## Start Listed entries
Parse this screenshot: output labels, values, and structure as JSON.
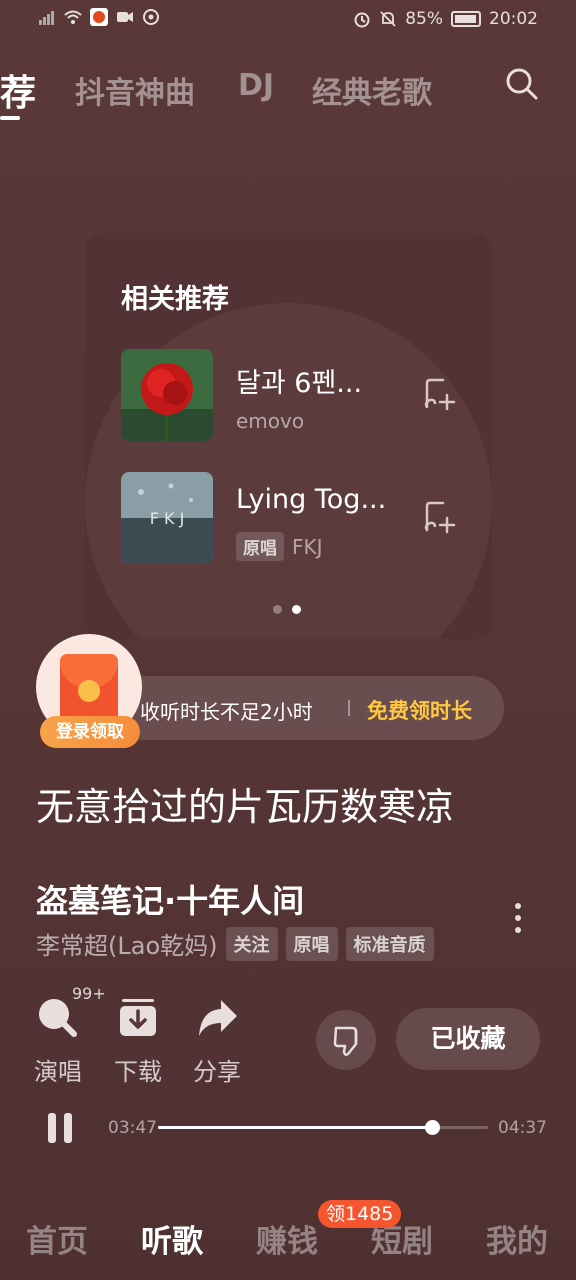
{
  "status_bar": {
    "battery": "85%",
    "time": "20:02"
  },
  "tabs": {
    "items": [
      {
        "label": "荐",
        "active": true
      },
      {
        "label": "抖音神曲",
        "active": false
      },
      {
        "label": "DJ",
        "active": false
      },
      {
        "label": "经典老歌",
        "active": false
      }
    ]
  },
  "recommend": {
    "title": "相关推荐",
    "items": [
      {
        "name": "달과 6펜...",
        "artist": "emovo",
        "tag": ""
      },
      {
        "name": "Lying Tog...",
        "artist": "FKJ",
        "tag": "原唱"
      }
    ],
    "page_index": 1,
    "page_count": 2
  },
  "listen_banner": {
    "text": "收听时长不足2小时",
    "cta": "免费领时长",
    "login_badge": "登录领取"
  },
  "lyric": "无意拾过的片瓦历数寒凉",
  "song": {
    "title": "盗墓笔记·十年人间",
    "artist": "李常超(Lao乾妈)",
    "tags": [
      "关注",
      "原唱",
      "标准音质"
    ]
  },
  "actions": {
    "sing": "演唱",
    "sing_badge": "99+",
    "download": "下载",
    "share": "分享",
    "favorite": "已收藏"
  },
  "player": {
    "current_time": "03:47",
    "total_time": "04:37",
    "progress": 0.83
  },
  "bottom_nav": {
    "items": [
      {
        "label": "首页",
        "active": false
      },
      {
        "label": "听歌",
        "active": true
      },
      {
        "label": "赚钱",
        "active": false
      },
      {
        "label": "短剧",
        "active": false
      },
      {
        "label": "我的",
        "active": false
      }
    ],
    "badge": "领1485"
  },
  "colors": {
    "accent_gold": "#ffc840",
    "badge_red": "#f5552f",
    "login_orange": "#f8a34a",
    "background": "#583637"
  }
}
## End Listed entries
Aim of the exercise => Leave out the pictures and copy every record above exactly.

The result =>
Parse this screenshot: output labels, values, and structure as JSON.
{
  "status_bar": {
    "battery": "85%",
    "time": "20:02"
  },
  "tabs": {
    "items": [
      {
        "label": "荐",
        "active": true
      },
      {
        "label": "抖音神曲",
        "active": false
      },
      {
        "label": "DJ",
        "active": false
      },
      {
        "label": "经典老歌",
        "active": false
      }
    ]
  },
  "recommend": {
    "title": "相关推荐",
    "items": [
      {
        "name": "달과 6펜...",
        "artist": "emovo",
        "tag": ""
      },
      {
        "name": "Lying Tog...",
        "artist": "FKJ",
        "tag": "原唱"
      }
    ],
    "page_index": 1,
    "page_count": 2
  },
  "listen_banner": {
    "text": "收听时长不足2小时",
    "cta": "免费领时长",
    "login_badge": "登录领取"
  },
  "lyric": "无意拾过的片瓦历数寒凉",
  "song": {
    "title": "盗墓笔记·十年人间",
    "artist": "李常超(Lao乾妈)",
    "tags": [
      "关注",
      "原唱",
      "标准音质"
    ]
  },
  "actions": {
    "sing": "演唱",
    "sing_badge": "99+",
    "download": "下载",
    "share": "分享",
    "favorite": "已收藏"
  },
  "player": {
    "current_time": "03:47",
    "total_time": "04:37",
    "progress": 0.83
  },
  "bottom_nav": {
    "items": [
      {
        "label": "首页",
        "active": false
      },
      {
        "label": "听歌",
        "active": true
      },
      {
        "label": "赚钱",
        "active": false
      },
      {
        "label": "短剧",
        "active": false
      },
      {
        "label": "我的",
        "active": false
      }
    ],
    "badge": "领1485"
  },
  "colors": {
    "accent_gold": "#ffc840",
    "badge_red": "#f5552f",
    "login_orange": "#f8a34a",
    "background": "#583637"
  }
}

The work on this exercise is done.